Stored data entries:

* * * *

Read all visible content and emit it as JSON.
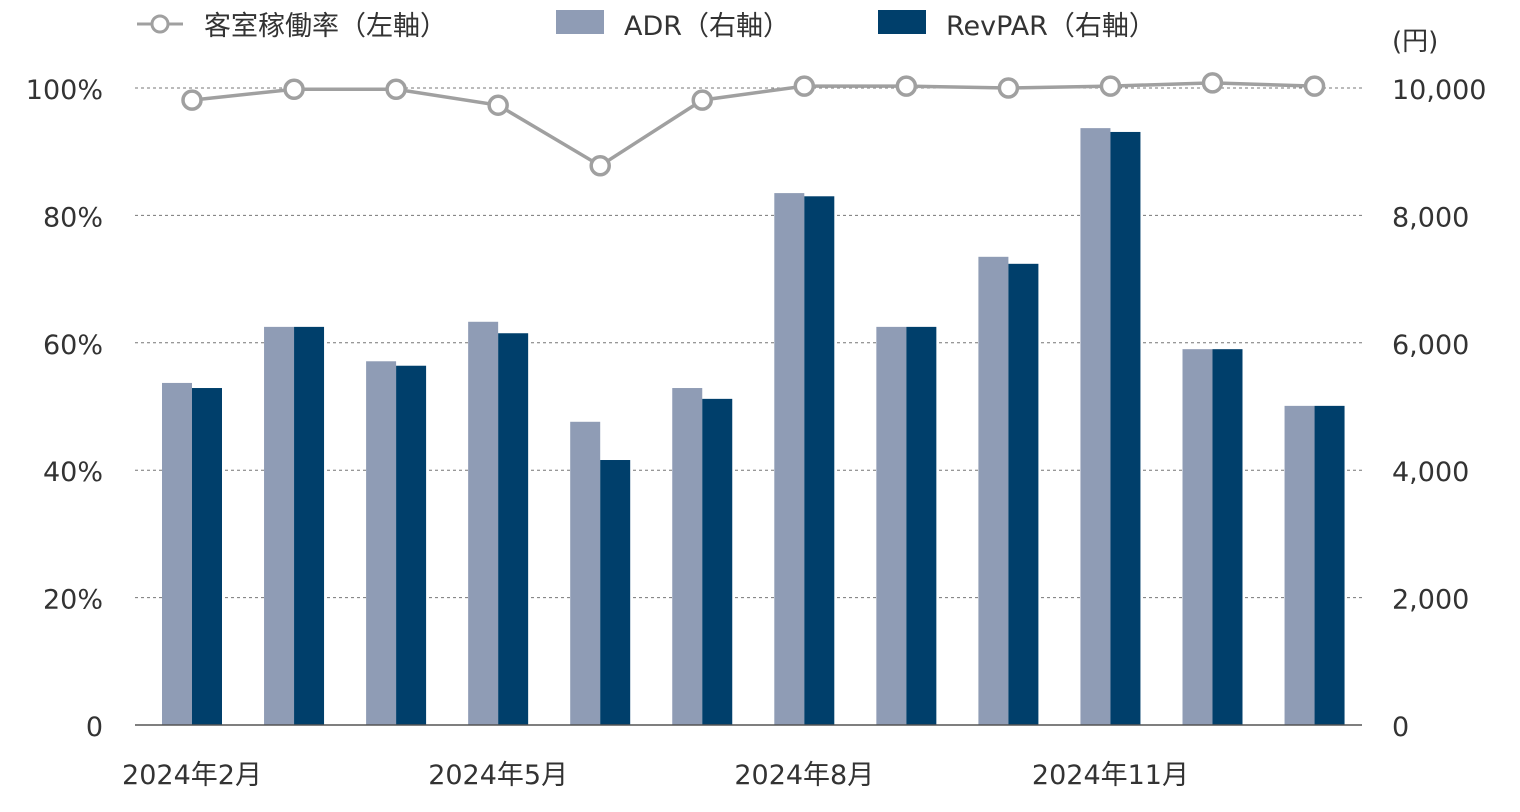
{
  "chart_data": {
    "type": "bar+line",
    "x_tick_labels": [
      "2024年2月",
      "",
      "",
      "2024年5月",
      "",
      "",
      "2024年8月",
      "",
      "",
      "2024年11月",
      "",
      ""
    ],
    "legend": {
      "placement": "top"
    },
    "series": [
      {
        "name": "客室稼働率（左軸）",
        "type": "line",
        "axis": "left",
        "color": "#a0a0a0",
        "values": [
          98.1,
          99.8,
          99.8,
          97.3,
          87.8,
          98.1,
          100.3,
          100.3,
          100.0,
          100.3,
          100.8,
          100.3
        ]
      },
      {
        "name": "ADR（右軸）",
        "type": "bar",
        "axis": "right",
        "color": "#8f9cb5",
        "values": [
          5370,
          6250,
          5710,
          6330,
          4760,
          5290,
          8350,
          6250,
          7350,
          9370,
          5900,
          5010
        ]
      },
      {
        "name": "RevPAR（右軸）",
        "type": "bar",
        "axis": "right",
        "color": "#003f6b",
        "values": [
          5290,
          6250,
          5640,
          6150,
          4160,
          5120,
          8300,
          6250,
          7240,
          9310,
          5900,
          5010
        ]
      }
    ],
    "left_axis": {
      "ylim": [
        0,
        100
      ],
      "tick_labels": [
        "0",
        "20%",
        "40%",
        "60%",
        "80%",
        "100%"
      ],
      "ticks": [
        0,
        20,
        40,
        60,
        80,
        100
      ]
    },
    "right_axis": {
      "unit_label": "(円)",
      "ylim": [
        0,
        10000
      ],
      "tick_labels": [
        "0",
        "2,000",
        "4,000",
        "6,000",
        "8,000",
        "10,000"
      ],
      "ticks": [
        0,
        2000,
        4000,
        6000,
        8000,
        10000
      ]
    },
    "grid": "horizontal dotted"
  }
}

* * * *

Write out each entry exactly as given, but skip the pictures.

> **RESULT**
Read all visible content and emit it as JSON.
{
  "chart_data": {
    "type": "bar+line",
    "x_tick_labels": [
      "2024年2月",
      "",
      "",
      "2024年5月",
      "",
      "",
      "2024年8月",
      "",
      "",
      "2024年11月",
      "",
      ""
    ],
    "legend": {
      "placement": "top"
    },
    "series": [
      {
        "name": "客室稼働率（左軸）",
        "type": "line",
        "axis": "left",
        "color": "#a0a0a0",
        "values": [
          98.1,
          99.8,
          99.8,
          97.3,
          87.8,
          98.1,
          100.3,
          100.3,
          100.0,
          100.3,
          100.8,
          100.3
        ]
      },
      {
        "name": "ADR（右軸）",
        "type": "bar",
        "axis": "right",
        "color": "#8f9cb5",
        "values": [
          5370,
          6250,
          5710,
          6330,
          4760,
          5290,
          8350,
          6250,
          7350,
          9370,
          5900,
          5010
        ]
      },
      {
        "name": "RevPAR（右軸）",
        "type": "bar",
        "axis": "right",
        "color": "#003f6b",
        "values": [
          5290,
          6250,
          5640,
          6150,
          4160,
          5120,
          8300,
          6250,
          7240,
          9310,
          5900,
          5010
        ]
      }
    ],
    "left_axis": {
      "ylim": [
        0,
        100
      ],
      "tick_labels": [
        "0",
        "20%",
        "40%",
        "60%",
        "80%",
        "100%"
      ],
      "ticks": [
        0,
        20,
        40,
        60,
        80,
        100
      ]
    },
    "right_axis": {
      "unit_label": "(円)",
      "ylim": [
        0,
        10000
      ],
      "tick_labels": [
        "0",
        "2,000",
        "4,000",
        "6,000",
        "8,000",
        "10,000"
      ],
      "ticks": [
        0,
        2000,
        4000,
        6000,
        8000,
        10000
      ]
    },
    "grid": "horizontal dotted"
  }
}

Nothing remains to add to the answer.